Records excerpted from a collection
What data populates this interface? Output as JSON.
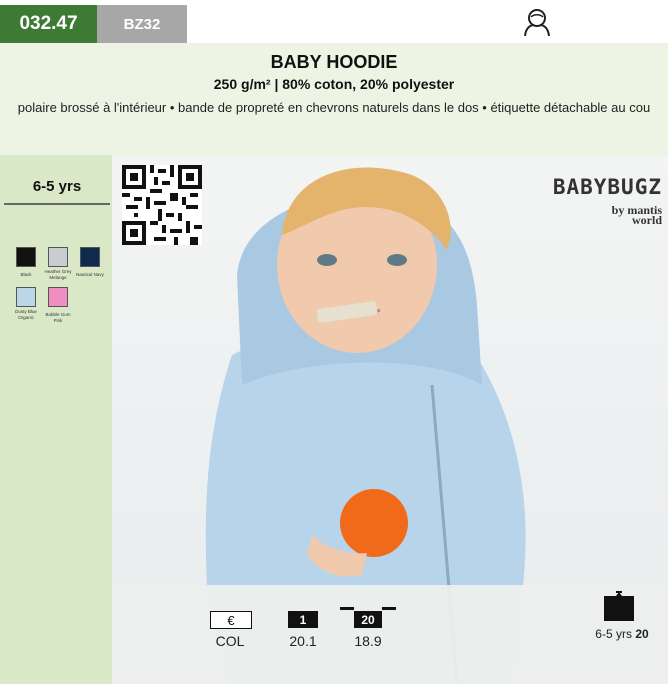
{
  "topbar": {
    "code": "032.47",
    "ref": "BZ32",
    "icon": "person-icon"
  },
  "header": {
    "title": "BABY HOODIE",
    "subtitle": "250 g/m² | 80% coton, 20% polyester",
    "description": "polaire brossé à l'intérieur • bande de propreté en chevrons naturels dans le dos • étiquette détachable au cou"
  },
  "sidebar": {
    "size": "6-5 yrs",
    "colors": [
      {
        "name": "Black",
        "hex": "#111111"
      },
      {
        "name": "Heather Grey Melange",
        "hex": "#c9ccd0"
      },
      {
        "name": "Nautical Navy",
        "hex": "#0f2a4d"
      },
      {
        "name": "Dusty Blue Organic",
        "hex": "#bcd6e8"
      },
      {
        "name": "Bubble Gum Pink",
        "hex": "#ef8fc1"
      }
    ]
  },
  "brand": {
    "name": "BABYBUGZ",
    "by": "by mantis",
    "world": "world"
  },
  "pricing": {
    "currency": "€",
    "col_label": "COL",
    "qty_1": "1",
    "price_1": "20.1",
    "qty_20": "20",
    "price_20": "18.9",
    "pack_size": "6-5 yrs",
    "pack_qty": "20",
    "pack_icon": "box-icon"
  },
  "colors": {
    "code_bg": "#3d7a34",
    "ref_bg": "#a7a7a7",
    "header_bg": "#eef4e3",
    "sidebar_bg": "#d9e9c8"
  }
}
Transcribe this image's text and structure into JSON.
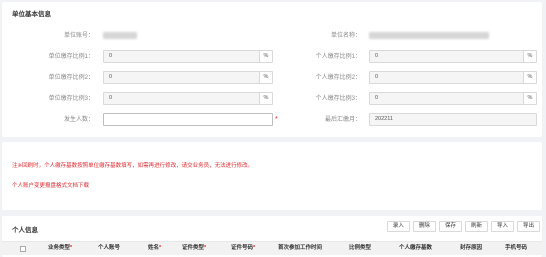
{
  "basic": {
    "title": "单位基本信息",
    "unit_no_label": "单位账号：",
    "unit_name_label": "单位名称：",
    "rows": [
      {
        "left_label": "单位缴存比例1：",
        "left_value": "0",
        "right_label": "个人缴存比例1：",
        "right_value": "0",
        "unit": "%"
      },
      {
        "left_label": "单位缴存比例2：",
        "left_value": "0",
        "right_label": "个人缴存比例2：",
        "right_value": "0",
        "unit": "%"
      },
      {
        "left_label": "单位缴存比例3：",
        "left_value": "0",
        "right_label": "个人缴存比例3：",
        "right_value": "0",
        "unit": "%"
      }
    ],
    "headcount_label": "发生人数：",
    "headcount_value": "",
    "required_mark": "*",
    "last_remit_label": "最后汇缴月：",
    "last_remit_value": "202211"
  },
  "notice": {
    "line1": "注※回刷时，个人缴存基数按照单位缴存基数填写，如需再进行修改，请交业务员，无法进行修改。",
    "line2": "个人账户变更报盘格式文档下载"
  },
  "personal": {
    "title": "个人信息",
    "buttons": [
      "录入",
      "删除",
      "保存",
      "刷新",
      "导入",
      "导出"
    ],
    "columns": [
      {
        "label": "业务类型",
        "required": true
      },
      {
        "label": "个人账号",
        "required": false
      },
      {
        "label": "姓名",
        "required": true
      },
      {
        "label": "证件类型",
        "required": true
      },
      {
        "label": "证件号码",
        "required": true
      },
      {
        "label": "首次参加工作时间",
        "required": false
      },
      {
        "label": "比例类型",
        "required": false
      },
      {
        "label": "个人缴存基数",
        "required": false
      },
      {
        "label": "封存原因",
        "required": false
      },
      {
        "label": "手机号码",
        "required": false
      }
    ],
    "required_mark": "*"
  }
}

■ OBJECTIVE ■
Count how many lines above include the word "JSON" and answer with that figure only.

■ SOLUTION TO THE EXERCISE ■
2